--- START ---

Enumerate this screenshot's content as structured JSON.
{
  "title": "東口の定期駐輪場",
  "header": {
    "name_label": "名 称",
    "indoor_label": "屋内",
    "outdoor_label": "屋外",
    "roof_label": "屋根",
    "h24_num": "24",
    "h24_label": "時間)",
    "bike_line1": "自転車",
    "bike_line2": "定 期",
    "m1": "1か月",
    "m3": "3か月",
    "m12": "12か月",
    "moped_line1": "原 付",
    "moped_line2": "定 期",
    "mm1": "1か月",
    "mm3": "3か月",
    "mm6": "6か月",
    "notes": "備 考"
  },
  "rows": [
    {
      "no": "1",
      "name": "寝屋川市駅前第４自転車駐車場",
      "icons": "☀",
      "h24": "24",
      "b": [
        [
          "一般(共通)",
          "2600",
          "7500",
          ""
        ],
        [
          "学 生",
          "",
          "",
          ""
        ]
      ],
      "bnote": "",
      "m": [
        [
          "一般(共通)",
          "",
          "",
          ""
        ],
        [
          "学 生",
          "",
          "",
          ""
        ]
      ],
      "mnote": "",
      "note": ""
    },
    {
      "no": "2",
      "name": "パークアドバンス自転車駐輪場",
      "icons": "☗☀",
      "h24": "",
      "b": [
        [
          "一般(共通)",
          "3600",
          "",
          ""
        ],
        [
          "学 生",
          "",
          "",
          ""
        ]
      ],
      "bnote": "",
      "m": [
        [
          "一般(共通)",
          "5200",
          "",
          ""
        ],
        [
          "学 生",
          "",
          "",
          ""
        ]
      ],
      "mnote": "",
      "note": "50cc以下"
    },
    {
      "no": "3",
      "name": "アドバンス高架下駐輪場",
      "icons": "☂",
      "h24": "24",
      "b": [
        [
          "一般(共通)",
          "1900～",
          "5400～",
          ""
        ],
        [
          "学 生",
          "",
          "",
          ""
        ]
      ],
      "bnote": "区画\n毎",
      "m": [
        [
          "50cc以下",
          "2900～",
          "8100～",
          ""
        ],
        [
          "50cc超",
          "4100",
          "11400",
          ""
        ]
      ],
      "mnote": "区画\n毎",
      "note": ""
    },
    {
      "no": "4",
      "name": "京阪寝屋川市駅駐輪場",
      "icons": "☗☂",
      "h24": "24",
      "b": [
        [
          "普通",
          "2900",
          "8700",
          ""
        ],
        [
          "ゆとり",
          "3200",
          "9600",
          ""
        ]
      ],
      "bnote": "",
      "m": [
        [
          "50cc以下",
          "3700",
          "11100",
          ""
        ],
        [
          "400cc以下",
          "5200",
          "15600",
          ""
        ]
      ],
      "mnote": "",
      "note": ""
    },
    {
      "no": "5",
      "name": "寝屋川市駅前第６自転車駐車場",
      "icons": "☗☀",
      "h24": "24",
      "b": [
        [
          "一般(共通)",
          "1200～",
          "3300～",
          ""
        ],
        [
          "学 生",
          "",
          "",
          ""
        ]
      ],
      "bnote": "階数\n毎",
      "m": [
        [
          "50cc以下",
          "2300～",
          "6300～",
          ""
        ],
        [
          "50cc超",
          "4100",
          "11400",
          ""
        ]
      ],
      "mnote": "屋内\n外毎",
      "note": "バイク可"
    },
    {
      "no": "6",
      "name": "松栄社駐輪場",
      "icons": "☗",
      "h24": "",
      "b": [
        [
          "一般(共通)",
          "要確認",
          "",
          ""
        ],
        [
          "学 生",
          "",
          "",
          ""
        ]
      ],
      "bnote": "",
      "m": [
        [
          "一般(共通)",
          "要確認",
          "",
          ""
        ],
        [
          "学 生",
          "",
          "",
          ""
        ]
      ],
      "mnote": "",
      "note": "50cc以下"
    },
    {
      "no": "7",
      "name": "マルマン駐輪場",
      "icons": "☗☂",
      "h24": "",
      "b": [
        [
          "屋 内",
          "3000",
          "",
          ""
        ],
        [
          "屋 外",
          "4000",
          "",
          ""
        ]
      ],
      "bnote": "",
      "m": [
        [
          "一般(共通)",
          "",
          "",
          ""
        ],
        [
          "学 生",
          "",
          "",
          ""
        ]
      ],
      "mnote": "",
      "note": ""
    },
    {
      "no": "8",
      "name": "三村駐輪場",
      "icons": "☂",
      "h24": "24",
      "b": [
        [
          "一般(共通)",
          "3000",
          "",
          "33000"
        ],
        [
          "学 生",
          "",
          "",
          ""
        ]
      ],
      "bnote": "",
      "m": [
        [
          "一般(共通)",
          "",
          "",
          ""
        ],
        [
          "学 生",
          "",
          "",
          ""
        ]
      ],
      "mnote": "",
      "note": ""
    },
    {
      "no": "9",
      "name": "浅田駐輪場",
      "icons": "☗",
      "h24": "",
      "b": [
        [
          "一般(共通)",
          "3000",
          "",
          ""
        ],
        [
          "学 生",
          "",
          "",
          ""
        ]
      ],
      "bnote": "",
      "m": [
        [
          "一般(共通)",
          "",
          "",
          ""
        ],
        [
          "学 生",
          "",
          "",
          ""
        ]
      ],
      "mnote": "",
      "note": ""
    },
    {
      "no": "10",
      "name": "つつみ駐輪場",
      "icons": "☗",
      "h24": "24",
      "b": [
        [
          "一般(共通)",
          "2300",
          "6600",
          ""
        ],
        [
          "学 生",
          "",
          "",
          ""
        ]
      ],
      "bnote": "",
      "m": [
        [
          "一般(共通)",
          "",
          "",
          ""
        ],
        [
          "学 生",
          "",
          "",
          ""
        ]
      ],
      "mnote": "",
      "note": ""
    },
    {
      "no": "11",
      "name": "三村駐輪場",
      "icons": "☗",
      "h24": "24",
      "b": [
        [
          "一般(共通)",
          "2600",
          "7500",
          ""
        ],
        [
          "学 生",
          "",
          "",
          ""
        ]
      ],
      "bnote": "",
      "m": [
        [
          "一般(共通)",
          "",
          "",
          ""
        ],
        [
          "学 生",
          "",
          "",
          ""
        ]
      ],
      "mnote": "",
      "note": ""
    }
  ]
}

--- END ---

— Exercise directions —
Restate each record word for word.

— Exercise output —
Enumerate this screenshot's content as structured JSON.
{
  "title": "東口の定期駐輪場",
  "header": {
    "name_label": "名 称",
    "indoor_label": "屋内",
    "outdoor_label": "屋外",
    "roof_label": "屋根",
    "h24_num": "24",
    "h24_label": "時間)",
    "bike_line1": "自転車",
    "bike_line2": "定 期",
    "m1": "1か月",
    "m3": "3か月",
    "m12": "12か月",
    "moped_line1": "原 付",
    "moped_line2": "定 期",
    "mm1": "1か月",
    "mm3": "3か月",
    "mm6": "6か月",
    "notes": "備 考"
  },
  "rows": [
    {
      "no": "1",
      "name": "寝屋川市駅前第４自転車駐車場",
      "icons": "☀",
      "h24": "24",
      "b": [
        [
          "一般(共通)",
          "2600",
          "7500",
          ""
        ],
        [
          "学 生",
          "",
          "",
          ""
        ]
      ],
      "bnote": "",
      "m": [
        [
          "一般(共通)",
          "",
          "",
          ""
        ],
        [
          "学 生",
          "",
          "",
          ""
        ]
      ],
      "mnote": "",
      "note": ""
    },
    {
      "no": "2",
      "name": "パークアドバンス自転車駐輪場",
      "icons": "☗☀",
      "h24": "",
      "b": [
        [
          "一般(共通)",
          "3600",
          "",
          ""
        ],
        [
          "学 生",
          "",
          "",
          ""
        ]
      ],
      "bnote": "",
      "m": [
        [
          "一般(共通)",
          "5200",
          "",
          ""
        ],
        [
          "学 生",
          "",
          "",
          ""
        ]
      ],
      "mnote": "",
      "note": "50cc以下"
    },
    {
      "no": "3",
      "name": "アドバンス高架下駐輪場",
      "icons": "☂",
      "h24": "24",
      "b": [
        [
          "一般(共通)",
          "1900～",
          "5400～",
          ""
        ],
        [
          "学 生",
          "",
          "",
          ""
        ]
      ],
      "bnote": "区画\n毎",
      "m": [
        [
          "50cc以下",
          "2900～",
          "8100～",
          ""
        ],
        [
          "50cc超",
          "4100",
          "11400",
          ""
        ]
      ],
      "mnote": "区画\n毎",
      "note": ""
    },
    {
      "no": "4",
      "name": "京阪寝屋川市駅駐輪場",
      "icons": "☗☂",
      "h24": "24",
      "b": [
        [
          "普通",
          "2900",
          "8700",
          ""
        ],
        [
          "ゆとり",
          "3200",
          "9600",
          ""
        ]
      ],
      "bnote": "",
      "m": [
        [
          "50cc以下",
          "3700",
          "11100",
          ""
        ],
        [
          "400cc以下",
          "5200",
          "15600",
          ""
        ]
      ],
      "mnote": "",
      "note": ""
    },
    {
      "no": "5",
      "name": "寝屋川市駅前第６自転車駐車場",
      "icons": "☗☀",
      "h24": "24",
      "b": [
        [
          "一般(共通)",
          "1200～",
          "3300～",
          ""
        ],
        [
          "学 生",
          "",
          "",
          ""
        ]
      ],
      "bnote": "階数\n毎",
      "m": [
        [
          "50cc以下",
          "2300～",
          "6300～",
          ""
        ],
        [
          "50cc超",
          "4100",
          "11400",
          ""
        ]
      ],
      "mnote": "屋内\n外毎",
      "note": "バイク可"
    },
    {
      "no": "6",
      "name": "松栄社駐輪場",
      "icons": "☗",
      "h24": "",
      "b": [
        [
          "一般(共通)",
          "要確認",
          "",
          ""
        ],
        [
          "学 生",
          "",
          "",
          ""
        ]
      ],
      "bnote": "",
      "m": [
        [
          "一般(共通)",
          "要確認",
          "",
          ""
        ],
        [
          "学 生",
          "",
          "",
          ""
        ]
      ],
      "mnote": "",
      "note": "50cc以下"
    },
    {
      "no": "7",
      "name": "マルマン駐輪場",
      "icons": "☗☂",
      "h24": "",
      "b": [
        [
          "屋 内",
          "3000",
          "",
          ""
        ],
        [
          "屋 外",
          "4000",
          "",
          ""
        ]
      ],
      "bnote": "",
      "m": [
        [
          "一般(共通)",
          "",
          "",
          ""
        ],
        [
          "学 生",
          "",
          "",
          ""
        ]
      ],
      "mnote": "",
      "note": ""
    },
    {
      "no": "8",
      "name": "三村駐輪場",
      "icons": "☂",
      "h24": "24",
      "b": [
        [
          "一般(共通)",
          "3000",
          "",
          "33000"
        ],
        [
          "学 生",
          "",
          "",
          ""
        ]
      ],
      "bnote": "",
      "m": [
        [
          "一般(共通)",
          "",
          "",
          ""
        ],
        [
          "学 生",
          "",
          "",
          ""
        ]
      ],
      "mnote": "",
      "note": ""
    },
    {
      "no": "9",
      "name": "浅田駐輪場",
      "icons": "☗",
      "h24": "",
      "b": [
        [
          "一般(共通)",
          "3000",
          "",
          ""
        ],
        [
          "学 生",
          "",
          "",
          ""
        ]
      ],
      "bnote": "",
      "m": [
        [
          "一般(共通)",
          "",
          "",
          ""
        ],
        [
          "学 生",
          "",
          "",
          ""
        ]
      ],
      "mnote": "",
      "note": ""
    },
    {
      "no": "10",
      "name": "つつみ駐輪場",
      "icons": "☗",
      "h24": "24",
      "b": [
        [
          "一般(共通)",
          "2300",
          "6600",
          ""
        ],
        [
          "学 生",
          "",
          "",
          ""
        ]
      ],
      "bnote": "",
      "m": [
        [
          "一般(共通)",
          "",
          "",
          ""
        ],
        [
          "学 生",
          "",
          "",
          ""
        ]
      ],
      "mnote": "",
      "note": ""
    },
    {
      "no": "11",
      "name": "三村駐輪場",
      "icons": "☗",
      "h24": "24",
      "b": [
        [
          "一般(共通)",
          "2600",
          "7500",
          ""
        ],
        [
          "学 生",
          "",
          "",
          ""
        ]
      ],
      "bnote": "",
      "m": [
        [
          "一般(共通)",
          "",
          "",
          ""
        ],
        [
          "学 生",
          "",
          "",
          ""
        ]
      ],
      "mnote": "",
      "note": ""
    }
  ]
}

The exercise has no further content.